---------- Data entries
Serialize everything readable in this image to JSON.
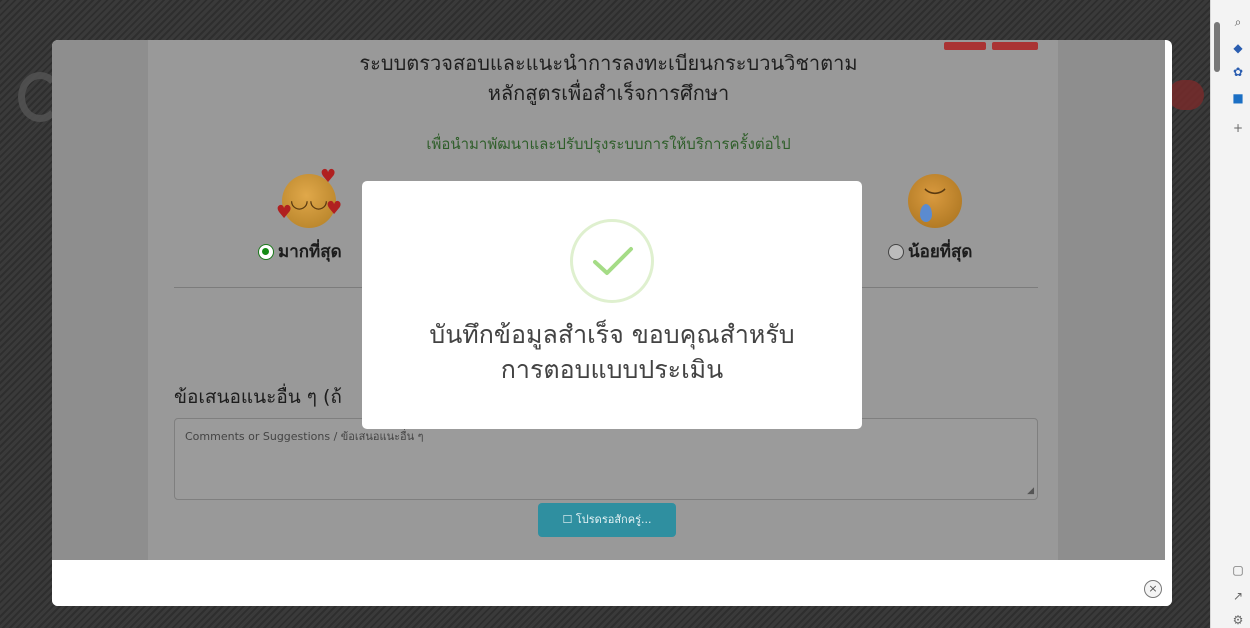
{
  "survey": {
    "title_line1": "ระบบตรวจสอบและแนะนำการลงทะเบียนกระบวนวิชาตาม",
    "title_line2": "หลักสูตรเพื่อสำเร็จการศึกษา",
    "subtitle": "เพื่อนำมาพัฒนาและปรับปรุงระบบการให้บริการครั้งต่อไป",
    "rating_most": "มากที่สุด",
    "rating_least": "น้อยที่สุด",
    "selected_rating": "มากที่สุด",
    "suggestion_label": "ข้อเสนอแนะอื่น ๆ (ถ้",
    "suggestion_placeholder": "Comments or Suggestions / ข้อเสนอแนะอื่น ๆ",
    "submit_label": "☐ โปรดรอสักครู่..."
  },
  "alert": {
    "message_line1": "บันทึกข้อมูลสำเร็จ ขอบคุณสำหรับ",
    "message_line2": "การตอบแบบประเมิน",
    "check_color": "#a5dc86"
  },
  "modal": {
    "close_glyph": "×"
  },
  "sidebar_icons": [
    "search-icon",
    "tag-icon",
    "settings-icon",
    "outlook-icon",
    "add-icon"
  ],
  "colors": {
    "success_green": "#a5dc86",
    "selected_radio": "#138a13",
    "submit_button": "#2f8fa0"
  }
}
--------------------
---------- Data entries
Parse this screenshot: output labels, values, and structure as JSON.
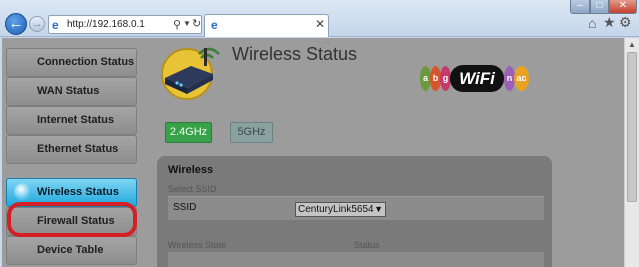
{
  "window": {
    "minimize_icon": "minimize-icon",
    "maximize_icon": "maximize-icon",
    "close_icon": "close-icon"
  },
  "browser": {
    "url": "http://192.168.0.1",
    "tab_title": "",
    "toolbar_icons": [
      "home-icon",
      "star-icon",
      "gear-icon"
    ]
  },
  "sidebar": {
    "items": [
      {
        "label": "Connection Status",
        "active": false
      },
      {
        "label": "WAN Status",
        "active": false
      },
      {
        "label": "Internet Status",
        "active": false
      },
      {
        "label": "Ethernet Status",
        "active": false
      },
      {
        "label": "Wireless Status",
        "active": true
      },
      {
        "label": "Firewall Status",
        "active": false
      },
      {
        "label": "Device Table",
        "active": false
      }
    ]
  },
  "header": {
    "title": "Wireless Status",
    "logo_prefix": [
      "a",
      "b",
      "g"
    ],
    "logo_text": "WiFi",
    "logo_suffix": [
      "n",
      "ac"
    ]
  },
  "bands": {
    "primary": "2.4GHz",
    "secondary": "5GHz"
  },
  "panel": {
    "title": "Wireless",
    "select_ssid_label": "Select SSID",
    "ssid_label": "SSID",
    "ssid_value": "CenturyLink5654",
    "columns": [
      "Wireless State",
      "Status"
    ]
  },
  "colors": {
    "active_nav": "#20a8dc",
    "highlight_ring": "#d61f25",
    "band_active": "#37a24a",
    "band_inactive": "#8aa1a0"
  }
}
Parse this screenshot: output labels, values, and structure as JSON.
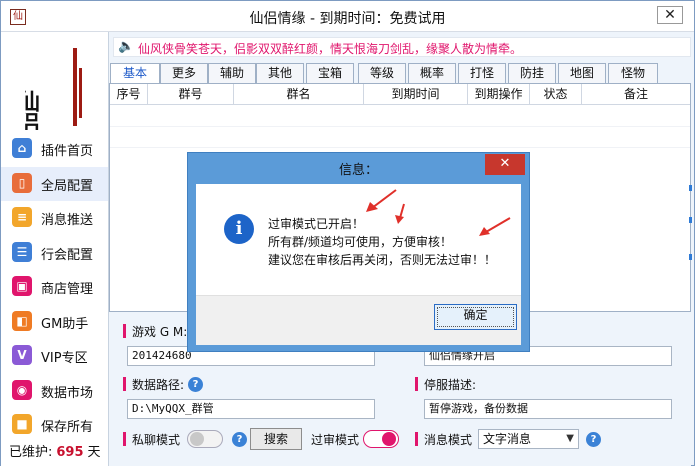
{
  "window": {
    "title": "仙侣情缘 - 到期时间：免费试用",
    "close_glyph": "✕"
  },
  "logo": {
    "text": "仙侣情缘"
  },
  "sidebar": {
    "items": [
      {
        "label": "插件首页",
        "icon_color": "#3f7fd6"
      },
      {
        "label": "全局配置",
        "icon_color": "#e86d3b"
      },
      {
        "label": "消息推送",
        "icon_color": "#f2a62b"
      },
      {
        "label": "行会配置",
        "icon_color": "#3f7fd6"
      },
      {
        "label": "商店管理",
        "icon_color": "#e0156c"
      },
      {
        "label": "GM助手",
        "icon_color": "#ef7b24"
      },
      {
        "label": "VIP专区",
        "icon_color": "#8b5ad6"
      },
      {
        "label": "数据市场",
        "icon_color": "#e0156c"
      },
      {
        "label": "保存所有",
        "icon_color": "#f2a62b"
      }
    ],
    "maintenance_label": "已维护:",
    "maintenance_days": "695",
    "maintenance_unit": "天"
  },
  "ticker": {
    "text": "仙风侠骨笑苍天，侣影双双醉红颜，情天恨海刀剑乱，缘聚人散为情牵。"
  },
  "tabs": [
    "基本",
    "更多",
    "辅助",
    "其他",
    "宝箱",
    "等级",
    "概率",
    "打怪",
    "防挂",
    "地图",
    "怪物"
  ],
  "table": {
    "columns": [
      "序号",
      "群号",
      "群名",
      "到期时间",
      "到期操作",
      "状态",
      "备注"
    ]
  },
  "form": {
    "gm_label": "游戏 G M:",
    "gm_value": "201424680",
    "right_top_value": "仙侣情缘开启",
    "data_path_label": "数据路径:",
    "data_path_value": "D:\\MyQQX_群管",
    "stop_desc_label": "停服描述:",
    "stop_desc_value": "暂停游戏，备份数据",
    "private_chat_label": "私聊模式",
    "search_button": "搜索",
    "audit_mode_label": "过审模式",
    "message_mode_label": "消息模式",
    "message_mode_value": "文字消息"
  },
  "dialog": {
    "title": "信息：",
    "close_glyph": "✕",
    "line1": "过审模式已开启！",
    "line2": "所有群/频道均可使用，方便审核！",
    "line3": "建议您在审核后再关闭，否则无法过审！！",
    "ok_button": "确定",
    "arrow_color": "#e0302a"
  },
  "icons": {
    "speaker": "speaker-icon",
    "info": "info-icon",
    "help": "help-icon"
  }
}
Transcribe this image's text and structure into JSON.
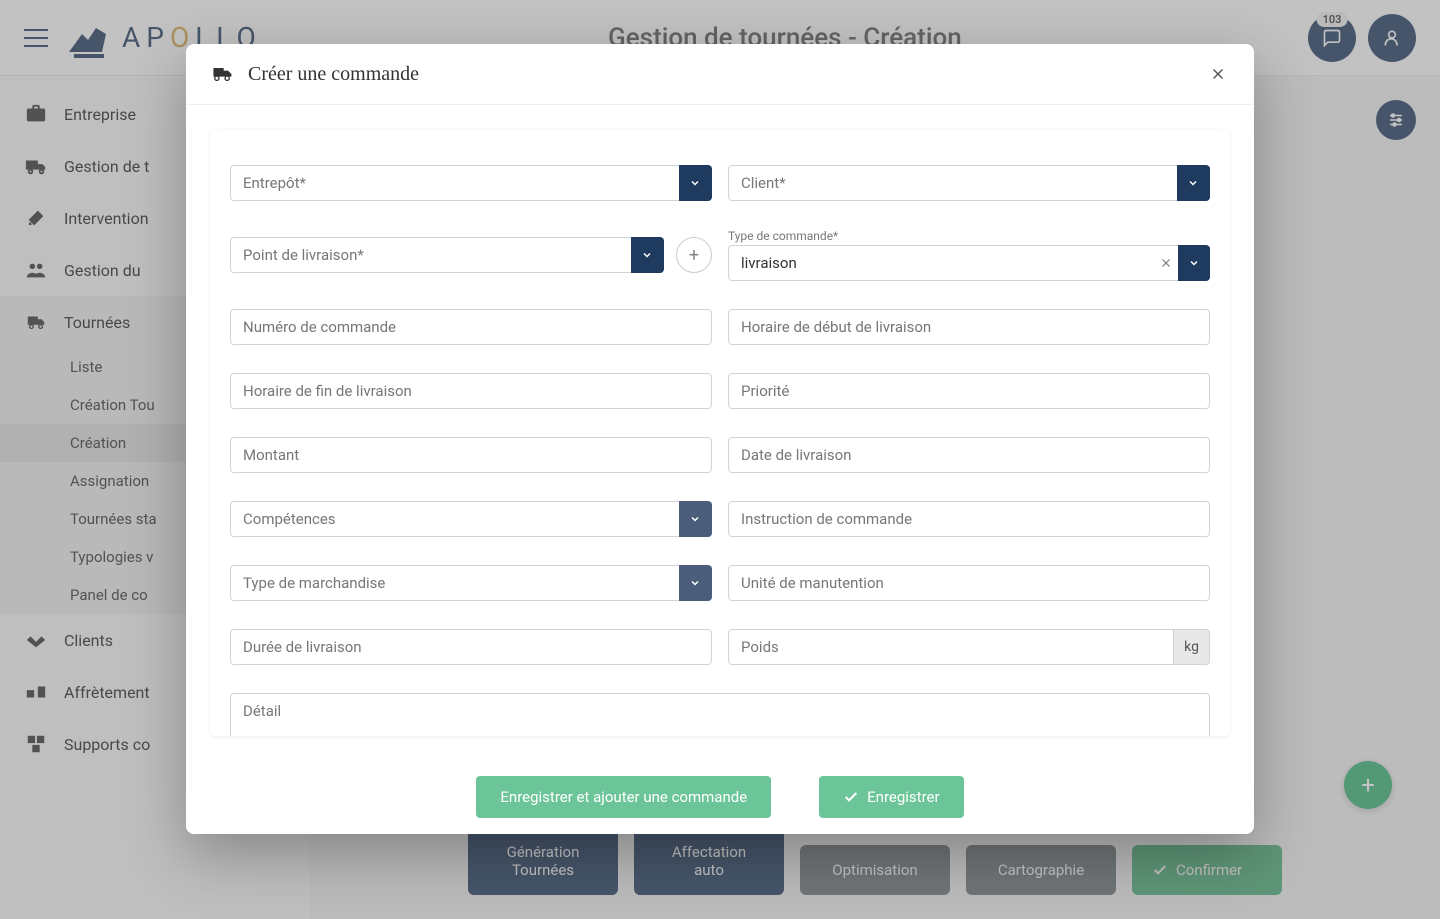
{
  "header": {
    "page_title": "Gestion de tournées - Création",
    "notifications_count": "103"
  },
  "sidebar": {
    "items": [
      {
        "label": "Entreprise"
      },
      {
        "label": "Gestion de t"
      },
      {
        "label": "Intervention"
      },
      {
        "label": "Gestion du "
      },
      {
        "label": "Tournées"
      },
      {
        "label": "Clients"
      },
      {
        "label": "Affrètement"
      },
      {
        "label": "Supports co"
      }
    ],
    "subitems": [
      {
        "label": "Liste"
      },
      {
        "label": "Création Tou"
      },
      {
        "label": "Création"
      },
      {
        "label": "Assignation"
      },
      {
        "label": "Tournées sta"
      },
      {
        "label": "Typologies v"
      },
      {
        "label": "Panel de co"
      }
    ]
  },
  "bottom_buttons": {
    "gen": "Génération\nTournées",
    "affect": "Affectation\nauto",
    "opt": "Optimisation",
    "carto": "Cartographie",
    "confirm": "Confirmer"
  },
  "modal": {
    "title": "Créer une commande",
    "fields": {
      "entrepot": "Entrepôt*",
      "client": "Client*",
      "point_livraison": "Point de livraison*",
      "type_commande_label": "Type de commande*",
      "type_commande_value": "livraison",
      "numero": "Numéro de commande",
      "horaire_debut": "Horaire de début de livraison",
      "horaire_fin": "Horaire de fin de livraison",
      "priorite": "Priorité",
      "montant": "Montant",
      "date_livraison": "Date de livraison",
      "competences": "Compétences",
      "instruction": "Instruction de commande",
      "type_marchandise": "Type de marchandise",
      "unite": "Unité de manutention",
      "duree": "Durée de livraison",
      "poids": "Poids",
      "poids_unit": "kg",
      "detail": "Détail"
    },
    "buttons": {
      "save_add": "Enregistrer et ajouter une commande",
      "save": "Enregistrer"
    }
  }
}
--------------------
---------- Data entries
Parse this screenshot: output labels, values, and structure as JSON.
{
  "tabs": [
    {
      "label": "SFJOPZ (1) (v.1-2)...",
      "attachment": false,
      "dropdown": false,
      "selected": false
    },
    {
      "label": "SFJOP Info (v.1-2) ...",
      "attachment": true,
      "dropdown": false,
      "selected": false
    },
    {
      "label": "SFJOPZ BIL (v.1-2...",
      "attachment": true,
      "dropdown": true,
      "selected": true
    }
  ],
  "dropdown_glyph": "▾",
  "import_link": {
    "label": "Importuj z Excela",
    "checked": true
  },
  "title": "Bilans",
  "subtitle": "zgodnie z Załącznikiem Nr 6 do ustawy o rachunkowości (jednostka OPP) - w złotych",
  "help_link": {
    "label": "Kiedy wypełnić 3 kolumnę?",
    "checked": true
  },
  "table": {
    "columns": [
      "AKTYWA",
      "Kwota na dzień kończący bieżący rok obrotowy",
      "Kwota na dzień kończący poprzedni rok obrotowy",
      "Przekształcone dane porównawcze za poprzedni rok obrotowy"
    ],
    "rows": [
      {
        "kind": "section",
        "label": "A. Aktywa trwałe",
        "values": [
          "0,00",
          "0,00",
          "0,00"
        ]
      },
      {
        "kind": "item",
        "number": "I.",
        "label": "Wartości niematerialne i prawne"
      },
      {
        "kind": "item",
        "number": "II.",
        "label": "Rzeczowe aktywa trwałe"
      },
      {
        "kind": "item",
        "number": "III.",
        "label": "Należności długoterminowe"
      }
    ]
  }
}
--------------------
Work instructions ->
In the records above, locate every line with the string "Création" and copy it.

Exercise response ->
    "page_title": "Gestion de tournées - Création",
        "label": "Création Tou"
        "label": "Création"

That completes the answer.